### MATERIAL FOR THIS TASK

— Begin —

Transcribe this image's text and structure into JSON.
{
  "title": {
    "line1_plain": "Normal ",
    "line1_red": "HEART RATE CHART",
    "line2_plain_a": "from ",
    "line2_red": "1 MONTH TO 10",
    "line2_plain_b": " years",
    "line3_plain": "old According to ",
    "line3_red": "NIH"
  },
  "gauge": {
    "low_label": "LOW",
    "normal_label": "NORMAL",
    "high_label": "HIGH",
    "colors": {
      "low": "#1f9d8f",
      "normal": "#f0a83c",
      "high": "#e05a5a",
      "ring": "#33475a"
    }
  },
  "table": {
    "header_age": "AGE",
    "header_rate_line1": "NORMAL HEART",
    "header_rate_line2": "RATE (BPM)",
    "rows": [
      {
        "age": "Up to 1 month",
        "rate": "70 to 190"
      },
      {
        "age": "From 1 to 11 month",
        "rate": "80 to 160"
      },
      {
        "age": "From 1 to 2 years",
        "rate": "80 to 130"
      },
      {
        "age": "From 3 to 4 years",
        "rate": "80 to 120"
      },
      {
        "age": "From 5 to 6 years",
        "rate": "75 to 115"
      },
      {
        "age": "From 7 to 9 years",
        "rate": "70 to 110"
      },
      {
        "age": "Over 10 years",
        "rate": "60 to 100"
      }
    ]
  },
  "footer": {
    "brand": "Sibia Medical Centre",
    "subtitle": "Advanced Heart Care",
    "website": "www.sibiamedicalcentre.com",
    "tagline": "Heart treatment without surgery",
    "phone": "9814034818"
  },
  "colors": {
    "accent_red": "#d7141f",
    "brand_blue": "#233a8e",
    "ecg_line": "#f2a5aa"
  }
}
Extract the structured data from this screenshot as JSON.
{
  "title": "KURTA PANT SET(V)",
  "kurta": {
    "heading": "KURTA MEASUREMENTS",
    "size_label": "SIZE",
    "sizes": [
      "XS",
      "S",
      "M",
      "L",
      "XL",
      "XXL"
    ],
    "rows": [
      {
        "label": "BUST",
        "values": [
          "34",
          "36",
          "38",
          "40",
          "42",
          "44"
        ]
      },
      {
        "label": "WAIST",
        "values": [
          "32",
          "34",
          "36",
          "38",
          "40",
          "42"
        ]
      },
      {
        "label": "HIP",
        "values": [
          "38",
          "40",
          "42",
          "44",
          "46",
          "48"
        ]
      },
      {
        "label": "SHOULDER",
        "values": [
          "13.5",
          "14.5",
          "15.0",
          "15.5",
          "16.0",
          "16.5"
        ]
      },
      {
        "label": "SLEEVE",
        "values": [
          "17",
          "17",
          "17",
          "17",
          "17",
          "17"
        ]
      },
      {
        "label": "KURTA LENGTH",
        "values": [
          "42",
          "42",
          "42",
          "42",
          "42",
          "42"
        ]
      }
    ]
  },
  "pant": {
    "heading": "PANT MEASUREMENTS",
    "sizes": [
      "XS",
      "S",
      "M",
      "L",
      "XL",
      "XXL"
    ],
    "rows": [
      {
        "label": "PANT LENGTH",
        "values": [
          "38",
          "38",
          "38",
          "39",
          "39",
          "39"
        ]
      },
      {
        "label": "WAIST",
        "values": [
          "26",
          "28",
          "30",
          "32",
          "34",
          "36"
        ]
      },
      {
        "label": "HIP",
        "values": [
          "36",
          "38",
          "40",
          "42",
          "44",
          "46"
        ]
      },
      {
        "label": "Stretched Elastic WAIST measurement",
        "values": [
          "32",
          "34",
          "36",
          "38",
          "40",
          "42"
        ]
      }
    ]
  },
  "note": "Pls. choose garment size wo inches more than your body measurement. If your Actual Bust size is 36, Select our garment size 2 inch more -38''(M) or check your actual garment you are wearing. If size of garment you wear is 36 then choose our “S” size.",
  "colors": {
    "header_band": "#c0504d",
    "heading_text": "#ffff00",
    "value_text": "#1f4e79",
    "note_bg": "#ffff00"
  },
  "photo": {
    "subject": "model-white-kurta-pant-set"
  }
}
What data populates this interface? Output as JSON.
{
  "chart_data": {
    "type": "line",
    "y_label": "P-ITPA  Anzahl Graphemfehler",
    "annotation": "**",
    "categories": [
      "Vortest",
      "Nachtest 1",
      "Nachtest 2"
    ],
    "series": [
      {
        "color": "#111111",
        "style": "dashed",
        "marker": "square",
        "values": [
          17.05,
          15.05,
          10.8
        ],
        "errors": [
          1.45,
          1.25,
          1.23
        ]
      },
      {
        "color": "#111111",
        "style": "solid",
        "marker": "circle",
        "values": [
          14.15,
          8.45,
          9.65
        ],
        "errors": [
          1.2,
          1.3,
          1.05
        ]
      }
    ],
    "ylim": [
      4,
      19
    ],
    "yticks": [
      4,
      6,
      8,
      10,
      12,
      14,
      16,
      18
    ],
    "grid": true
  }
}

— End —

Pull out all lines containing "MEASUREMENTS".

    "heading": "KURTA MEASUREMENTS",
    "heading": "PANT MEASUREMENTS",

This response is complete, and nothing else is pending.